■ Document section ■
— start —

Kane Should Stick to Hockey in the Future

Tony Farina

NOV 12, 2015

Patrick Kane

In 591 regular season games as a member of the Chicago Blackhawks, South Buffalo’s Patrick Kane has 580 points.  Kane has 114 points in 116 playoff games.  And the right winger and his Blackhawks have won three Stanley Cup championships.  It is a spectacular record on the ice but Kane has not been as successful off the ice, starting with a run in with a cabbie six years ago and the recent drama of a possible rape charge against him that only recently went away.

But now that Kane has apparently escaped a rape indictment, there are still noises coming from the father of the girl who initially accused Kane of raping her Aug. 2 at his lakefront home in Hamburg.

According to Sports Mockery, the Chicago-based website that has covered the Kane saga since the beginning, the father of the alleged victim has gone on a twitter bender, calling the district attorney a liar for saying his daughter had signed a non-prosecution affidavit, and saying it was just one of many lies in the circus-like case that ended last week when DA Frank Sedita said the alleged victim’s claims were not supported by the evidence.

But the father tweeted that the case is far from over, saying “I’m so excited about what I know will be exposed that I seriously get goosebumps.”  The father also tweeted that “when puck boy can write a $2 million check as a retainer ‘funny’ things happen.”

So the father of the 21-year-old former cheerleader who spent time with Kane at his home in the wee hours of Aug. 2 and accused him of raping her, believes his daughter was the victim of a legal conspiracy to get Kane off and says he has information that will expose the inside story.  So this “so-called case” may not be completely over, if you believe his twitter rage.  But it could also be the rants of an enraged father who can’t accept the facts in the case which apparently don’t support a charge of rape.

Kane isn’t saying anything these days, but his attorney, Paul Cambria, told the Buffalo News that Kane has learned some painful lessons from the rape case drama and predicts the young man will not put himself in such a position in the future.

— end —

■ Dataset excerpts ■
— start —

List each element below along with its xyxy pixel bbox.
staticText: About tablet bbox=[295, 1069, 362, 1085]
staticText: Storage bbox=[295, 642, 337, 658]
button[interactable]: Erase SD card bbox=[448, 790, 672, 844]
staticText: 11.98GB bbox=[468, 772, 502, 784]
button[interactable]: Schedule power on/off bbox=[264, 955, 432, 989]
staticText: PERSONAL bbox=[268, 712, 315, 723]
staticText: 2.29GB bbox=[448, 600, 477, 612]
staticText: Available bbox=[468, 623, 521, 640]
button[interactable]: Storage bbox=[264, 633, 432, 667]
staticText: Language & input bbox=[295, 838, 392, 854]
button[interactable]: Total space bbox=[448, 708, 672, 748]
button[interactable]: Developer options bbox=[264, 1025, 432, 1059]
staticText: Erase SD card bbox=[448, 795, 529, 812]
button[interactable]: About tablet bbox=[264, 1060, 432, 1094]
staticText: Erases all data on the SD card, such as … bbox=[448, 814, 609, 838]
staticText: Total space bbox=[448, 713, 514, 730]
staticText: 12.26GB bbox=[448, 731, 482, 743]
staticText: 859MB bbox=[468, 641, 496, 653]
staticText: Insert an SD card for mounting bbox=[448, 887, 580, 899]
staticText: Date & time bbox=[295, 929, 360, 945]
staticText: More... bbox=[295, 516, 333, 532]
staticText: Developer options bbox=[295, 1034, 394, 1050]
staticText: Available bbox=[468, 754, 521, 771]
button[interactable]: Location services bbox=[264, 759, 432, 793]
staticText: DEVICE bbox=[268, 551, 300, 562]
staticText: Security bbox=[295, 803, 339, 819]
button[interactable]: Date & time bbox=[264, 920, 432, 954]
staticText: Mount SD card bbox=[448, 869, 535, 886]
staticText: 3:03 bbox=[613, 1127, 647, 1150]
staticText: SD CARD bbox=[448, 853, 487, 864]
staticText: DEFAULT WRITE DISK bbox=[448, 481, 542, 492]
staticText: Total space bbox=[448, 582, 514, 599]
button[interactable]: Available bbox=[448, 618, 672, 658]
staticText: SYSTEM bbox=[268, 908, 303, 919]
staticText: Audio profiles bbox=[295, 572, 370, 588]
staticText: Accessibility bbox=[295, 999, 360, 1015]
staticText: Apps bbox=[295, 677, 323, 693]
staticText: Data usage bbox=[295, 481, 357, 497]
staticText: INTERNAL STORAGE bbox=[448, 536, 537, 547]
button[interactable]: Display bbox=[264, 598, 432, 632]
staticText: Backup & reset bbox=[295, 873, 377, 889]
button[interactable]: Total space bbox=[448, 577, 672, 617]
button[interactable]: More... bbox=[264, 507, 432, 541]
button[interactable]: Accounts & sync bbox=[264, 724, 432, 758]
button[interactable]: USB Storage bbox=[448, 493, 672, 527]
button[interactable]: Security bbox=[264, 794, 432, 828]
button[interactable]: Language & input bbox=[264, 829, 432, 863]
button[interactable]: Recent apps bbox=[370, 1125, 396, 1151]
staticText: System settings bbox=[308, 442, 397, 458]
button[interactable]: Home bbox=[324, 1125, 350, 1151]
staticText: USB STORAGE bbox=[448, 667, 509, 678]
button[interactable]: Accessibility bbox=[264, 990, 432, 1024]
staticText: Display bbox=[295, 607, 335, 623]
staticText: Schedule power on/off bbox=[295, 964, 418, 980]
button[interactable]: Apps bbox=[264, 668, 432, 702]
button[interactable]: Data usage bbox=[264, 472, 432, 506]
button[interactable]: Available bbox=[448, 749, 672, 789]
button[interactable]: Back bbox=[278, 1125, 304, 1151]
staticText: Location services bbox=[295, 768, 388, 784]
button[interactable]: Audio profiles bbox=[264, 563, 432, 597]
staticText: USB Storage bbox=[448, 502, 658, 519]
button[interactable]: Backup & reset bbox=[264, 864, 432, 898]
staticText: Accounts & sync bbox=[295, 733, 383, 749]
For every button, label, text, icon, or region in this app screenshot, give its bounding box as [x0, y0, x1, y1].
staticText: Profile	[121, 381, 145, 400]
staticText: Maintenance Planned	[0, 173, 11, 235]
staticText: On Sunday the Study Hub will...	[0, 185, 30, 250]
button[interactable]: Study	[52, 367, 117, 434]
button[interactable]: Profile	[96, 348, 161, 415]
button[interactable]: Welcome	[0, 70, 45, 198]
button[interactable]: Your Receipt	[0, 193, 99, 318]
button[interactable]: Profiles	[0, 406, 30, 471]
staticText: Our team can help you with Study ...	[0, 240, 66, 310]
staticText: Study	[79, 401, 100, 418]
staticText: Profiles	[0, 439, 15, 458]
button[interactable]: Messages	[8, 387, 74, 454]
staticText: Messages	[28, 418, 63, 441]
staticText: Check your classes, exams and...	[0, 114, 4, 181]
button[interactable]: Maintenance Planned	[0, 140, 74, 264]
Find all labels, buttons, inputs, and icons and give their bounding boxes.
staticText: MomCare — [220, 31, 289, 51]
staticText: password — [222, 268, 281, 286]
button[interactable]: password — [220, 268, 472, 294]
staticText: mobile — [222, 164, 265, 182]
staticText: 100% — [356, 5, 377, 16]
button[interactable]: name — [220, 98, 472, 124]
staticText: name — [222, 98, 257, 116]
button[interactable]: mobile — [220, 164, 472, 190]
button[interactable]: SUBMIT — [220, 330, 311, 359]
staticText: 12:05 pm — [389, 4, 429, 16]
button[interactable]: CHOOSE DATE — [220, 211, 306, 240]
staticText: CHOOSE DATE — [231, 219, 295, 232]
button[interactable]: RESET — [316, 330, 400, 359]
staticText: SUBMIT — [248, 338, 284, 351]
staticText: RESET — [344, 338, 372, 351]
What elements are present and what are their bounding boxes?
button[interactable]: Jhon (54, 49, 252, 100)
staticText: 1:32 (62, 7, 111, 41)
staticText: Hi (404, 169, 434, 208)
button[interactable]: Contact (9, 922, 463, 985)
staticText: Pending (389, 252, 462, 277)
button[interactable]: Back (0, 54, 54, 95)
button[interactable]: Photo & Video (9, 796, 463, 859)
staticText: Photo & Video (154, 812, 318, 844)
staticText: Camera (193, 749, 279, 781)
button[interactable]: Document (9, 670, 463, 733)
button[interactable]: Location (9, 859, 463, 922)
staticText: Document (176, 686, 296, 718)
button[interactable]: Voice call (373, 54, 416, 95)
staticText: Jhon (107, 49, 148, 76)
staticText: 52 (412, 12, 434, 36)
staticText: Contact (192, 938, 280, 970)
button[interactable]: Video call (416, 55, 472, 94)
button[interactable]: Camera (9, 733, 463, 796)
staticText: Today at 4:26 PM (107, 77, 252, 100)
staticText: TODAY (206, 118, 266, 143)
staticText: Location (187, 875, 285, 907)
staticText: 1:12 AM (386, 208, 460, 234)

— end —

■ Problem to solve ■
Answer from the article on Patrick Kane:
(a) How many points does Kane have in 116 playoff games?
(b) What is the name of the district attorney mentioned in the article?
(c) Which newspaper did Kane's attorney, Paul Cambria, speak to?
The entries are separate material and have no connection to the article on Patrick Kane.

■ Answer to the task ■
(a) 114 points
(b) Frank Sedita
(c) The Buffalo News